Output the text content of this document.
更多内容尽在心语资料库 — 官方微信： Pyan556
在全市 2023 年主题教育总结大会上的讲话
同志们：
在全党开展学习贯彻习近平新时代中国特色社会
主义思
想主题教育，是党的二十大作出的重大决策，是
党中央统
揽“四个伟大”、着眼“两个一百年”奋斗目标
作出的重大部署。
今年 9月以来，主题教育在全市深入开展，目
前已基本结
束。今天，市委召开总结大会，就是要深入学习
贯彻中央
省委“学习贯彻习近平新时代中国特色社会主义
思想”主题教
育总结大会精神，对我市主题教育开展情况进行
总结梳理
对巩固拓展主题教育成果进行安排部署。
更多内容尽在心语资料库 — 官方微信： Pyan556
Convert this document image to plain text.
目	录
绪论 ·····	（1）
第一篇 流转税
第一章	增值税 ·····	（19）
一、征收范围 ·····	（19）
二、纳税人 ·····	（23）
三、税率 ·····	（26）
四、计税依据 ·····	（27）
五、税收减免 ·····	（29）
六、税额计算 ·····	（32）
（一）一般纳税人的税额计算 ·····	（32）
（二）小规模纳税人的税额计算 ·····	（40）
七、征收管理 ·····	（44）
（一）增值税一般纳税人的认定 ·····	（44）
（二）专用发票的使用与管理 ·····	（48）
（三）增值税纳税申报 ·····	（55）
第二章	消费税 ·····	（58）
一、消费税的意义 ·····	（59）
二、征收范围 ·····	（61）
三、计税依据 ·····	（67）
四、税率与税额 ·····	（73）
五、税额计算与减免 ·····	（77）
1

● ● ● ● ●

:: Task requirements ::
Take the records above and return them exactly as written.

:: Solution below ::
Output the text content of this document.
更多内容尽在心语资料库 — 官方微信： Pyan556
在全市 2023 年主题教育总结大会上的讲话
同志们：
在全党开展学习贯彻习近平新时代中国特色社会
主义思
想主题教育，是党的二十大作出的重大决策，是
党中央统
揽“四个伟大”、着眼“两个一百年”奋斗目标
作出的重大部署。
今年 9月以来，主题教育在全市深入开展，目
前已基本结
束。今天，市委召开总结大会，就是要深入学习
贯彻中央
省委“学习贯彻习近平新时代中国特色社会主义
思想”主题教
育总结大会精神，对我市主题教育开展情况进行
总结梳理
对巩固拓展主题教育成果进行安排部署。
更多内容尽在心语资料库 — 官方微信： Pyan556
Convert this document image to plain text.
目	录
绪论 ·····	（1）
第一篇 流转税
第一章	增值税 ·····	（19）
一、征收范围 ·····	（19）
二、纳税人 ·····	（23）
三、税率 ·····	（26）
四、计税依据 ·····	（27）
五、税收减免 ·····	（29）
六、税额计算 ·····	（32）
（一）一般纳税人的税额计算 ·····	（32）
（二）小规模纳税人的税额计算 ·····	（40）
七、征收管理 ·····	（44）
（一）增值税一般纳税人的认定 ·····	（44）
（二）专用发票的使用与管理 ·····	（48）
（三）增值税纳税申报 ·····	（55）
第二章	消费税 ·····	（58）
一、消费税的意义 ·····	（59）
二、征收范围 ·····	（61）
三、计税依据 ·····	（67）
四、税率与税额 ·····	（73）
五、税额计算与减免 ·····	（77）
1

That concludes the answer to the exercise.